Part of a data file:
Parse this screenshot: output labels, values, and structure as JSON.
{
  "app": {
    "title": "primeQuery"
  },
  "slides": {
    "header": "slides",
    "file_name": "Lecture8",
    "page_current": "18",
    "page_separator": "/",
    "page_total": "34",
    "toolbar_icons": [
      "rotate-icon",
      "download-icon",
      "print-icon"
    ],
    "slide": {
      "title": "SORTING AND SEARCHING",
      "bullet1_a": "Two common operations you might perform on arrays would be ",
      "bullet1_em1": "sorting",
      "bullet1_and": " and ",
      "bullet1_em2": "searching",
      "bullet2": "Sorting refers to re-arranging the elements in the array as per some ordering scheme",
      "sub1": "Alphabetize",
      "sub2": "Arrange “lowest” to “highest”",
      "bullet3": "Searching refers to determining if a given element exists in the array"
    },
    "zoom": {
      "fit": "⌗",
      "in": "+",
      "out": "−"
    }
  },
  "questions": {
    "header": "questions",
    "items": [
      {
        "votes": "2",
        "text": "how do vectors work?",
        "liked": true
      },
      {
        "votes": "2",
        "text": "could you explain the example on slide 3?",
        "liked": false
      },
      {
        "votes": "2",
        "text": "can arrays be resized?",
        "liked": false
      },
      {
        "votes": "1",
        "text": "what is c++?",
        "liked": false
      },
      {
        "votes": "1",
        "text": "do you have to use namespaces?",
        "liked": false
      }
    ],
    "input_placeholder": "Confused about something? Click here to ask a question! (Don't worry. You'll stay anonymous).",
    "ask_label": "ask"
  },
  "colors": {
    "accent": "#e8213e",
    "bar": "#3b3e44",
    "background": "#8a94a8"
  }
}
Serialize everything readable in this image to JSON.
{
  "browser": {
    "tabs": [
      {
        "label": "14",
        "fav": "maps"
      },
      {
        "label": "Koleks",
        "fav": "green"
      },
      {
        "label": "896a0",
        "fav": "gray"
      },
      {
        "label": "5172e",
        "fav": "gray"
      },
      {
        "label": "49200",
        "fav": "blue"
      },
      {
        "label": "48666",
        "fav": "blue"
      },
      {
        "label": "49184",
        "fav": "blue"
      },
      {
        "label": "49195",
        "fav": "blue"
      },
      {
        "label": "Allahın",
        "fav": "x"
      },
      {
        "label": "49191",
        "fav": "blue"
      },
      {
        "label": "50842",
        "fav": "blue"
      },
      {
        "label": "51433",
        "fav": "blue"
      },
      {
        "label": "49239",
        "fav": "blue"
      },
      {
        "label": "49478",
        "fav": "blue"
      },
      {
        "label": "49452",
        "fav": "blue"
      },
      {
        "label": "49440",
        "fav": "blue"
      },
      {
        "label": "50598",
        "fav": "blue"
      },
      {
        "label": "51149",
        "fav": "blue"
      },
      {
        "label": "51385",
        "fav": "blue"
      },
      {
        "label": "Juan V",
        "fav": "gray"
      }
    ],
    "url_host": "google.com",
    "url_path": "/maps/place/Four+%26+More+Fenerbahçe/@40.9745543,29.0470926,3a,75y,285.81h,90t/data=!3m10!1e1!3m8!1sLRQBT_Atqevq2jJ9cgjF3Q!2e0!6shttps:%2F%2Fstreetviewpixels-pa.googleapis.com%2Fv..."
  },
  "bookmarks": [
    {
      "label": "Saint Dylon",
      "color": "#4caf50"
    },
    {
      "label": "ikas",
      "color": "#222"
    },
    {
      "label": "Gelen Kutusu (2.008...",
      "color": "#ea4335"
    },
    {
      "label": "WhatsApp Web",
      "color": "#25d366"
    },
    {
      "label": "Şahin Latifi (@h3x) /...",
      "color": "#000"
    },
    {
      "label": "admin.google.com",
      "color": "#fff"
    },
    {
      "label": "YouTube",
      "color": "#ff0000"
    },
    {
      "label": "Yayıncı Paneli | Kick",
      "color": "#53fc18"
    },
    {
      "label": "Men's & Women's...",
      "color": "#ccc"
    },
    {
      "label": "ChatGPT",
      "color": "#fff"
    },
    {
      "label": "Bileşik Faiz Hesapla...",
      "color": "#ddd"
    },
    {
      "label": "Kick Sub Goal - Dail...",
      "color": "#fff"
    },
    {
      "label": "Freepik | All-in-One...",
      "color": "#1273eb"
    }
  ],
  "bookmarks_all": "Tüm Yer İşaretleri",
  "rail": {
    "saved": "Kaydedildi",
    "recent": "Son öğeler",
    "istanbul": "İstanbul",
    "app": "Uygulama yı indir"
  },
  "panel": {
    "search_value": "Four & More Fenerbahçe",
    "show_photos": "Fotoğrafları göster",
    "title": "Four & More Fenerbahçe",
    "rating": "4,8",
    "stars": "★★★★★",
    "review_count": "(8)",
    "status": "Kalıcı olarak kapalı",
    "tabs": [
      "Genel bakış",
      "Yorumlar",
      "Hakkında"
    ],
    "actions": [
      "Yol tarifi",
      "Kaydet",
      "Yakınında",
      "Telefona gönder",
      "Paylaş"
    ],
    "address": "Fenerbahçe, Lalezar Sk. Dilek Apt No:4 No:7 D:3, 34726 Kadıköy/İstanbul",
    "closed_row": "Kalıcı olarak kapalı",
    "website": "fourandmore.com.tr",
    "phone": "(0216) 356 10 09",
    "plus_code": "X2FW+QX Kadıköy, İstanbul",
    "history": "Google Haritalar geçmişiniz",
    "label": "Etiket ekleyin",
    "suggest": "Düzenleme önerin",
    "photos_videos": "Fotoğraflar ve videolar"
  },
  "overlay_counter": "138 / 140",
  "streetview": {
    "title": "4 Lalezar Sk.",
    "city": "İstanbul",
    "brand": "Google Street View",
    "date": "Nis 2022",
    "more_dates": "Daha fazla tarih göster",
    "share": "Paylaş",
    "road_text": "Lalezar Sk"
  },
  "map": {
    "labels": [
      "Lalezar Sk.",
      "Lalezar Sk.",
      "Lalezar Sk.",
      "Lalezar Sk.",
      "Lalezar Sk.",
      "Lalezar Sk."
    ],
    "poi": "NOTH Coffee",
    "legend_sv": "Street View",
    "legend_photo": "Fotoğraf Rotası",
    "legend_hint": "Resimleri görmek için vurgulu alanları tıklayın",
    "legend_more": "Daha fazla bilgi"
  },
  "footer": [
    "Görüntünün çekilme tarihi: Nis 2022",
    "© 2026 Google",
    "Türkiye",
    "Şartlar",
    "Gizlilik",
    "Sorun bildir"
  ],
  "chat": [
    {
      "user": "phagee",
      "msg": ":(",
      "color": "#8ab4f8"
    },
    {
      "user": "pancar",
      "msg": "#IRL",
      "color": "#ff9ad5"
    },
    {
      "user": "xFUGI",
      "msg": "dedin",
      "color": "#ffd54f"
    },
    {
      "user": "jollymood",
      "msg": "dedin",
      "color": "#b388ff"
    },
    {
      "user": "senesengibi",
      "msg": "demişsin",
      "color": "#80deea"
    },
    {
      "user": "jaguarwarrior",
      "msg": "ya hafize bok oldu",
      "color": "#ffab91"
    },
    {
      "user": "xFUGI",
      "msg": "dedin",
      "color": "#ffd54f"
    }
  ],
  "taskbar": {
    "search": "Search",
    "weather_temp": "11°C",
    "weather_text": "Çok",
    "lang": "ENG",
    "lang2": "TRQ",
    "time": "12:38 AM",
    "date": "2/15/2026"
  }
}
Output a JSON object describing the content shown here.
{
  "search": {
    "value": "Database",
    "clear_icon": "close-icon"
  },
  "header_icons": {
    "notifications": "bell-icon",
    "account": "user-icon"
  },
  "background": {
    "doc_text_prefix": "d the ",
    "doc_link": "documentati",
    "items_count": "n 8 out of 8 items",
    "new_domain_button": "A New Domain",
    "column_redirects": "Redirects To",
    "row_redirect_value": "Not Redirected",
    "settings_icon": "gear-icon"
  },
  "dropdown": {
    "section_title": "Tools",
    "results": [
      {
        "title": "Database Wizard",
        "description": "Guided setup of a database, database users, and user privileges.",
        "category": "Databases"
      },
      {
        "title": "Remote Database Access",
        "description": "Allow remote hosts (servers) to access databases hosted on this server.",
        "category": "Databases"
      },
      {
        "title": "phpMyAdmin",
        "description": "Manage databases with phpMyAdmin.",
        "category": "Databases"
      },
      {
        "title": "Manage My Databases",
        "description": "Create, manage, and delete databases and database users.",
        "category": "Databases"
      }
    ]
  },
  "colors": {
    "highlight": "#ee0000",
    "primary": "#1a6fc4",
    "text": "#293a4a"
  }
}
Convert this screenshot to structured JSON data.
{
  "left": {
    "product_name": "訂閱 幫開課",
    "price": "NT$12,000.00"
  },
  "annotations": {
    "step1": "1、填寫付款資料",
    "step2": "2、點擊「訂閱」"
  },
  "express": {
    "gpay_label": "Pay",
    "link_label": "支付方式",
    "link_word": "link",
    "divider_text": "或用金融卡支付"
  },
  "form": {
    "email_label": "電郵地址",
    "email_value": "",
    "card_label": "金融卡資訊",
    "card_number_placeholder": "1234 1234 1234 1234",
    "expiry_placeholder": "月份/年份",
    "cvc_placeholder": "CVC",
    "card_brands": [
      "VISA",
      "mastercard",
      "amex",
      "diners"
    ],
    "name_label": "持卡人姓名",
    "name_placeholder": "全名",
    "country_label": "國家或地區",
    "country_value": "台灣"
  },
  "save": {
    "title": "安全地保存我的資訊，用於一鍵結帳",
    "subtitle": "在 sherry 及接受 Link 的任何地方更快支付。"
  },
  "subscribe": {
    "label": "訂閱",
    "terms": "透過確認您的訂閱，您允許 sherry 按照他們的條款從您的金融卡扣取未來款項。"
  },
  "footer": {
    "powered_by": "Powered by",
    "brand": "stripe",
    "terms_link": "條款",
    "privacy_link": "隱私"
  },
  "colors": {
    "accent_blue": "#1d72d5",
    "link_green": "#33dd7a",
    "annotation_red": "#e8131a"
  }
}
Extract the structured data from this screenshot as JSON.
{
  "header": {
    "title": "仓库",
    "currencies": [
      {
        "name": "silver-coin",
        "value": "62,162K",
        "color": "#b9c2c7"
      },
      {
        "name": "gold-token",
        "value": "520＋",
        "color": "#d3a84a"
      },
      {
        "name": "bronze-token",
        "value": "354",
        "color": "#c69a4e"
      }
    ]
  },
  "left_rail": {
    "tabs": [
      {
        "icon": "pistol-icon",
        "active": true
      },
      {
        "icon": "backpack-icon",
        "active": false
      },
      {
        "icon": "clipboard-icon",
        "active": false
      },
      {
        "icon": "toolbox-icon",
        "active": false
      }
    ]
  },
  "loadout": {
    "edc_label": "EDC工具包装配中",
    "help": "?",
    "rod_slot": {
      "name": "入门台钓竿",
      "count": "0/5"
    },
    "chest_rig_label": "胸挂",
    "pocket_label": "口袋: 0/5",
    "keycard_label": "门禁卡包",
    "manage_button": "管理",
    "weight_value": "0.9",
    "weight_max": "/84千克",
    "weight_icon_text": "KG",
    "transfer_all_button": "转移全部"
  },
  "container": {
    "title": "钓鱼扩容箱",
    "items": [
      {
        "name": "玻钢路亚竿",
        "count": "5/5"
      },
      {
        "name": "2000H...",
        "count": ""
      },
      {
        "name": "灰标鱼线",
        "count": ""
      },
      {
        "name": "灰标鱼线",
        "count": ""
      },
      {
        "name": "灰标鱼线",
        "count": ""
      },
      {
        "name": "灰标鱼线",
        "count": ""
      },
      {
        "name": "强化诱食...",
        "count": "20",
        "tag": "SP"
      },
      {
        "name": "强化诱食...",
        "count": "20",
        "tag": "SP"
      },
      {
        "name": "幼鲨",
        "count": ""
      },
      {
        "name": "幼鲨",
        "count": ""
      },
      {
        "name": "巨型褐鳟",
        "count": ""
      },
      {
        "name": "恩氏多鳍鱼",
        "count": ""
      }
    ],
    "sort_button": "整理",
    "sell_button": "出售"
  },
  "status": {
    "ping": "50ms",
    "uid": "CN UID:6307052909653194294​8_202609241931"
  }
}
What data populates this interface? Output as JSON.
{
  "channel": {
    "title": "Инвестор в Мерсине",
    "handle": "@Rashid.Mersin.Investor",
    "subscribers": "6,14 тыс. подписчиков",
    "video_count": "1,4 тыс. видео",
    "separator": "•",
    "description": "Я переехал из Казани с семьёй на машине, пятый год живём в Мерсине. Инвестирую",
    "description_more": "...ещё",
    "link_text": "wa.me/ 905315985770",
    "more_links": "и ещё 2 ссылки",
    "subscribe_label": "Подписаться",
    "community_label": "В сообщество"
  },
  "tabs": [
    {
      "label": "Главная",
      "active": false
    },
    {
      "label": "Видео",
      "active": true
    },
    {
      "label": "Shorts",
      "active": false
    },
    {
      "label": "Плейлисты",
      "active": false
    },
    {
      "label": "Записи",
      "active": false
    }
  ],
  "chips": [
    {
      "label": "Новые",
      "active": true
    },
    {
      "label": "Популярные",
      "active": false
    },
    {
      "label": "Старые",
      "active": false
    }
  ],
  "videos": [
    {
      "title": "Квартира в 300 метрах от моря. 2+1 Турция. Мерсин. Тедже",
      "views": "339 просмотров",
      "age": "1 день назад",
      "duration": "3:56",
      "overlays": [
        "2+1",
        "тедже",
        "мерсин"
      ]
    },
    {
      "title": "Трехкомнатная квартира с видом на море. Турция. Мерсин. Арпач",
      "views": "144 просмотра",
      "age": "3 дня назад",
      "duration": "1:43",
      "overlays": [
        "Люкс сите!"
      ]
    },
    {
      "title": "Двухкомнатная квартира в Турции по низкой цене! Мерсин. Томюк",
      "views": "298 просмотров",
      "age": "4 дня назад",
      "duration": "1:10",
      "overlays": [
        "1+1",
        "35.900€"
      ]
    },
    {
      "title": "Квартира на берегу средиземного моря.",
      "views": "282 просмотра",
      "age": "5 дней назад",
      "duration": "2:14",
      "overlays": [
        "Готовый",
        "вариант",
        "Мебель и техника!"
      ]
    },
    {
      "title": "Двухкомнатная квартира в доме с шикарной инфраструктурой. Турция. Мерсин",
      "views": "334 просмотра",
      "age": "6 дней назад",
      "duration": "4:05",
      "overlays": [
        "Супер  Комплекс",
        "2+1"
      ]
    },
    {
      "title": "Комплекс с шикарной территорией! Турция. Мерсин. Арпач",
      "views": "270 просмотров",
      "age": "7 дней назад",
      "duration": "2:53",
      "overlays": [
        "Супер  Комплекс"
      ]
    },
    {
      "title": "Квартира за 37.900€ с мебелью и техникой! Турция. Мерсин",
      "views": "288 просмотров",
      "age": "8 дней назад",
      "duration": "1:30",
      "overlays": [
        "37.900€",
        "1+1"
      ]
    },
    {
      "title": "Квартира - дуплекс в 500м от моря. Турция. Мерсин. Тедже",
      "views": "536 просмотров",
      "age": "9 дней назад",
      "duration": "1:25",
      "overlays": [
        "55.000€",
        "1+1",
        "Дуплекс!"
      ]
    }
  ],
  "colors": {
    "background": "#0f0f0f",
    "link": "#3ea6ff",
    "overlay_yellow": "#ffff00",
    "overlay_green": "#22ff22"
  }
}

### Exercise prompt
Lines that include the word "Мерсине" are to be extracted from the data above.

### Answer to this problem
    "title": "Инвестор в Мерсине",
    "description": "Я переехал из Казани с семьёй на машине, пятый год живём в Мерсине. Инвестирую",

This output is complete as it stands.